> RECORDS FOR PROCESSING:

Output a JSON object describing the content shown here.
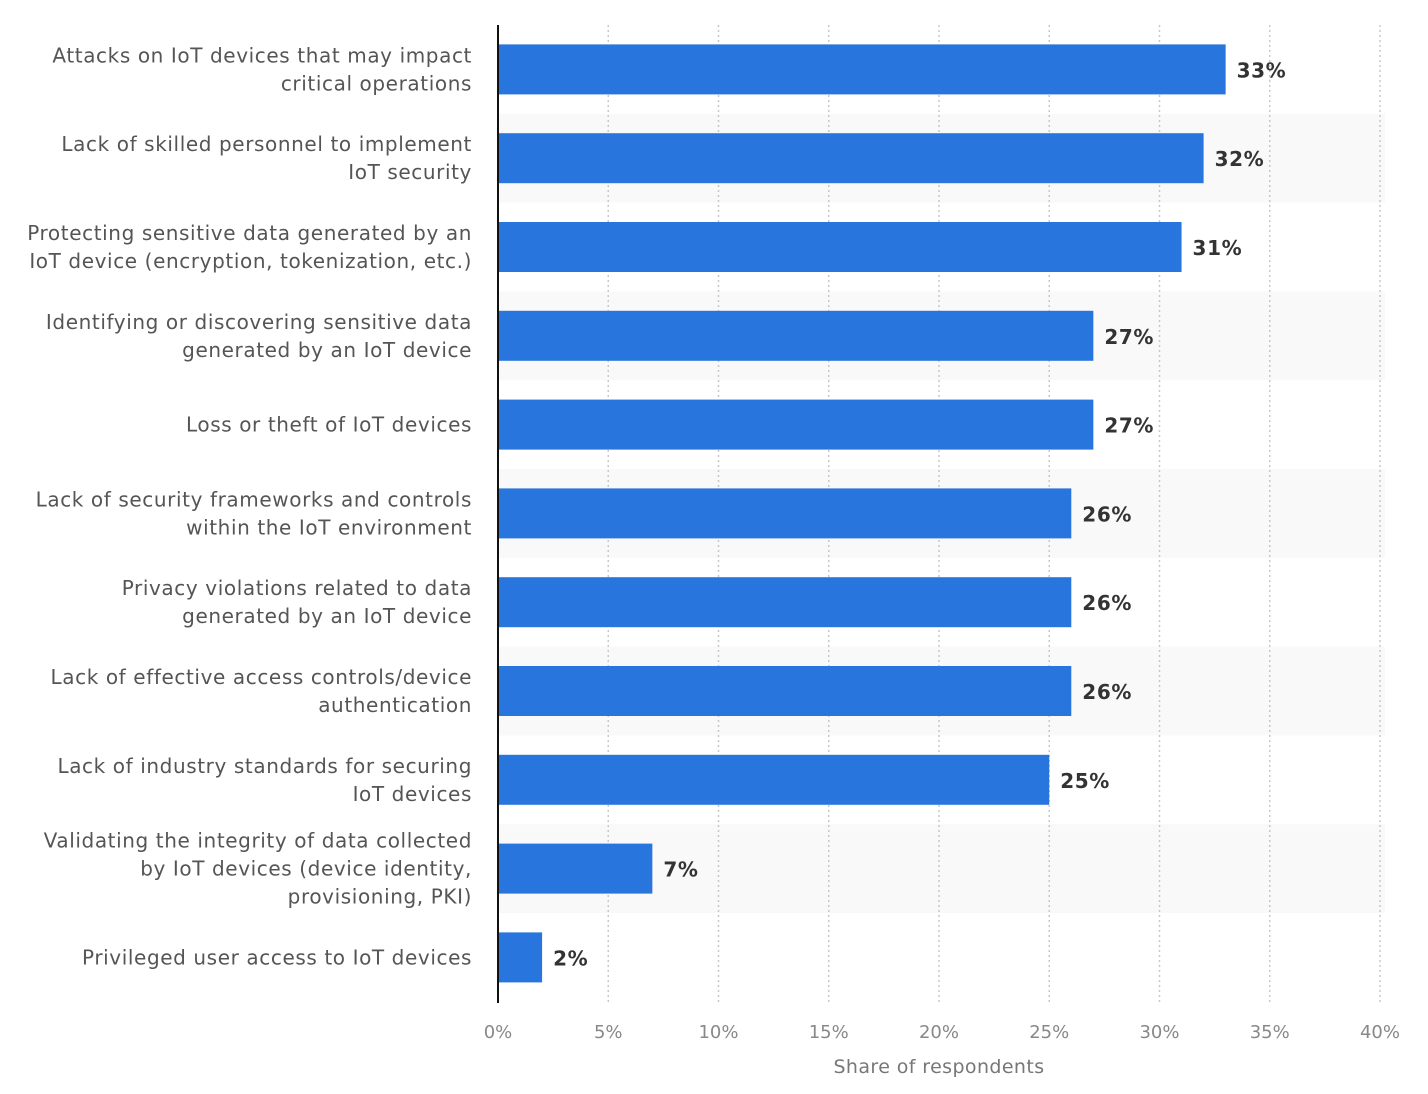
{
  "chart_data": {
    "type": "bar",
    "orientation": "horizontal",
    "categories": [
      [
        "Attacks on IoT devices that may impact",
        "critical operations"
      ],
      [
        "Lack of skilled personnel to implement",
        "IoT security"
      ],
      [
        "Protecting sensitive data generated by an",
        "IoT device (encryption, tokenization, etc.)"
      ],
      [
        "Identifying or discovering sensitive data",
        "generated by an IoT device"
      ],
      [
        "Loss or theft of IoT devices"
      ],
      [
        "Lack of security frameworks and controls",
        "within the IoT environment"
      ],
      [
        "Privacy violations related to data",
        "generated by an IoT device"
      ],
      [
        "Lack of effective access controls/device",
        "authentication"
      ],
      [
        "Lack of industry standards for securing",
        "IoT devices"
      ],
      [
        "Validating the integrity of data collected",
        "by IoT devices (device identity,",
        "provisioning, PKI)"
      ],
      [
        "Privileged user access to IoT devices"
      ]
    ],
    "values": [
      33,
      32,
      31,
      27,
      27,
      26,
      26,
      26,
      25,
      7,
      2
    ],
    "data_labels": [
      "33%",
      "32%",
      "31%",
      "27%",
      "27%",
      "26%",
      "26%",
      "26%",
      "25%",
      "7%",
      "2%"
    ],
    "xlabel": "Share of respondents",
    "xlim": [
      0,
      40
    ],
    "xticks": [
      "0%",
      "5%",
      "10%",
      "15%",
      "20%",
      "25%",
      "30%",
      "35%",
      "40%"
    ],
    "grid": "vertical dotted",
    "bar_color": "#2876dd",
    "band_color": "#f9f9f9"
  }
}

--

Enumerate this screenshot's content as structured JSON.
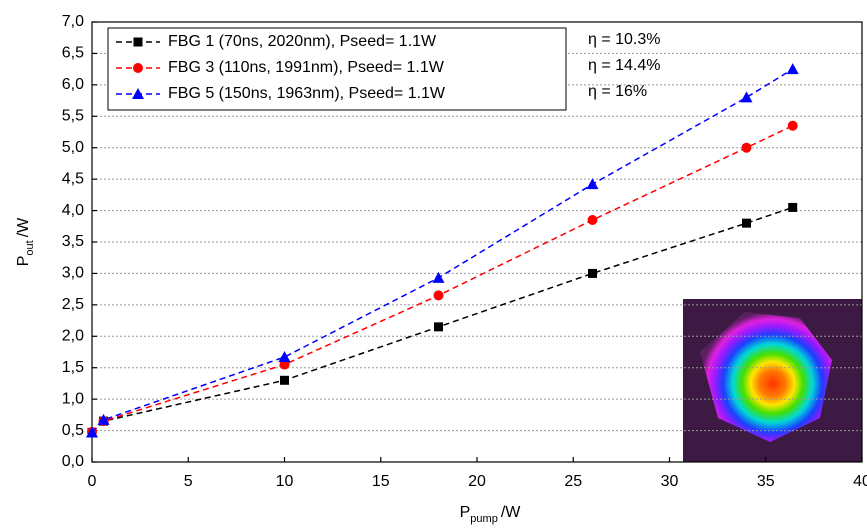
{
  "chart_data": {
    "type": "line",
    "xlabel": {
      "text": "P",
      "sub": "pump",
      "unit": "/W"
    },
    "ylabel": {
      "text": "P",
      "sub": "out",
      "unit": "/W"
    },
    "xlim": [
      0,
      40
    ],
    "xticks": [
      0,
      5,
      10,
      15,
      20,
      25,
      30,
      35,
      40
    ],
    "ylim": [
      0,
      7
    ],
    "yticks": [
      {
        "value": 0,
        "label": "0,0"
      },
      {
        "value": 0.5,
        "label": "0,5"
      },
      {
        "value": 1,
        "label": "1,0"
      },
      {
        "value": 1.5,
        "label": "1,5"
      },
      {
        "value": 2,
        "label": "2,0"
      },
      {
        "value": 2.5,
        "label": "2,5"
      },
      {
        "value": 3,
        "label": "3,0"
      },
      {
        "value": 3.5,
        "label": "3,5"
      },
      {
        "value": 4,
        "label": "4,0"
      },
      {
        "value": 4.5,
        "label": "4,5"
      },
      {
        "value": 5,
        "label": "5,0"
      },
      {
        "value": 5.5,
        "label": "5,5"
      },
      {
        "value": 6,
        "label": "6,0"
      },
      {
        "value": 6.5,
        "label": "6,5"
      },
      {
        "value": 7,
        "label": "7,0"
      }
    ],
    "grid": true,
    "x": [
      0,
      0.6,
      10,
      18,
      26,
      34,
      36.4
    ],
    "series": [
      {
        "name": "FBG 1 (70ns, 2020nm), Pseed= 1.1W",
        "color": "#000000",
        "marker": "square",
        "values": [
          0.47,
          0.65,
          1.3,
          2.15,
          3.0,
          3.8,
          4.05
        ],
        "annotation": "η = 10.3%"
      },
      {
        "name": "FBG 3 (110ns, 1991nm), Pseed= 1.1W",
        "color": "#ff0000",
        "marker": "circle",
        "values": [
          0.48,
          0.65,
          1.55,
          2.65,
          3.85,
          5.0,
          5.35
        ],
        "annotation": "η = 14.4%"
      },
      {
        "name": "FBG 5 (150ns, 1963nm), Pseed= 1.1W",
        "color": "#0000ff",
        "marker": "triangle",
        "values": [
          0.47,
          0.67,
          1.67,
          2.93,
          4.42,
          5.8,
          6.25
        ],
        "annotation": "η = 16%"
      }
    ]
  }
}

> GIVEN REQUEST: Copy out each line in the preceding records that contains "name".

> ANSWER TO THE PROBLEM:
        "name": "FBG 1 (70ns, 2020nm), Pseed= 1.1W",
        "name": "FBG 3 (110ns, 1991nm), Pseed= 1.1W",
        "name": "FBG 5 (150ns, 1963nm), Pseed= 1.1W",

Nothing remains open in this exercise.